_Given problem_
Repeat every entry in the listing below, exactly.

_Records for the exercise_

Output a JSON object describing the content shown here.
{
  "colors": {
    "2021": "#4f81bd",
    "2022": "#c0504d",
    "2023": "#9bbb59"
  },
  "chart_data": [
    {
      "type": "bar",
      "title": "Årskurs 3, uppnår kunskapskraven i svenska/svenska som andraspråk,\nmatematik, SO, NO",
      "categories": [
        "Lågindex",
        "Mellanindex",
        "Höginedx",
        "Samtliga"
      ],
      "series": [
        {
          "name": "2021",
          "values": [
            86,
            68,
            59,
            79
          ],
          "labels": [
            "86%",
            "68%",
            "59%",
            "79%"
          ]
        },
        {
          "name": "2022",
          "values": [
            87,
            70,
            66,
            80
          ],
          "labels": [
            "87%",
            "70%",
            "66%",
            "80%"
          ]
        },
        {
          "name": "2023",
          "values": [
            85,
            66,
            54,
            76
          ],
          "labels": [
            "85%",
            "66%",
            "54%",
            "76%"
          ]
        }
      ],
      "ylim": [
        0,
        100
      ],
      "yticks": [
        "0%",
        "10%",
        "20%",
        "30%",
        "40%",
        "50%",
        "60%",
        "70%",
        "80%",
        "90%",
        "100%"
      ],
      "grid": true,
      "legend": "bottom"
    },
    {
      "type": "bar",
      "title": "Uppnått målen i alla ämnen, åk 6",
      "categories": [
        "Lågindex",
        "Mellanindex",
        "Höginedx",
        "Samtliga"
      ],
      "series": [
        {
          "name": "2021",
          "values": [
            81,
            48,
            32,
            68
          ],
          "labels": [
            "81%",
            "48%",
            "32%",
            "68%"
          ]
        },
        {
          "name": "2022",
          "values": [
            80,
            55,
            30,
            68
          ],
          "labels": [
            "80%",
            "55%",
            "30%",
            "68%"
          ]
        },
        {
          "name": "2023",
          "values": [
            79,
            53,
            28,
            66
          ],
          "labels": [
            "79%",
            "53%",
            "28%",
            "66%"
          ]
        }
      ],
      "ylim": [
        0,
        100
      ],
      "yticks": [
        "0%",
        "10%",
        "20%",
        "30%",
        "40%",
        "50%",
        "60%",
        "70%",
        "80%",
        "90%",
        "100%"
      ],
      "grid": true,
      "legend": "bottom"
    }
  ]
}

_Answer_
Output a JSON object describing the content shown here.
{
  "colors": {
    "2021": "#4f81bd",
    "2022": "#c0504d",
    "2023": "#9bbb59"
  },
  "chart_data": [
    {
      "type": "bar",
      "title": "Årskurs 3, uppnår kunskapskraven i svenska/svenska som andraspråk,\nmatematik, SO, NO",
      "categories": [
        "Lågindex",
        "Mellanindex",
        "Höginedx",
        "Samtliga"
      ],
      "series": [
        {
          "name": "2021",
          "values": [
            86,
            68,
            59,
            79
          ],
          "labels": [
            "86%",
            "68%",
            "59%",
            "79%"
          ]
        },
        {
          "name": "2022",
          "values": [
            87,
            70,
            66,
            80
          ],
          "labels": [
            "87%",
            "70%",
            "66%",
            "80%"
          ]
        },
        {
          "name": "2023",
          "values": [
            85,
            66,
            54,
            76
          ],
          "labels": [
            "85%",
            "66%",
            "54%",
            "76%"
          ]
        }
      ],
      "ylim": [
        0,
        100
      ],
      "yticks": [
        "0%",
        "10%",
        "20%",
        "30%",
        "40%",
        "50%",
        "60%",
        "70%",
        "80%",
        "90%",
        "100%"
      ],
      "grid": true,
      "legend": "bottom"
    },
    {
      "type": "bar",
      "title": "Uppnått målen i alla ämnen, åk 6",
      "categories": [
        "Lågindex",
        "Mellanindex",
        "Höginedx",
        "Samtliga"
      ],
      "series": [
        {
          "name": "2021",
          "values": [
            81,
            48,
            32,
            68
          ],
          "labels": [
            "81%",
            "48%",
            "32%",
            "68%"
          ]
        },
        {
          "name": "2022",
          "values": [
            80,
            55,
            30,
            68
          ],
          "labels": [
            "80%",
            "55%",
            "30%",
            "68%"
          ]
        },
        {
          "name": "2023",
          "values": [
            79,
            53,
            28,
            66
          ],
          "labels": [
            "79%",
            "53%",
            "28%",
            "66%"
          ]
        }
      ],
      "ylim": [
        0,
        100
      ],
      "yticks": [
        "0%",
        "10%",
        "20%",
        "30%",
        "40%",
        "50%",
        "60%",
        "70%",
        "80%",
        "90%",
        "100%"
      ],
      "grid": true,
      "legend": "bottom"
    }
  ]
}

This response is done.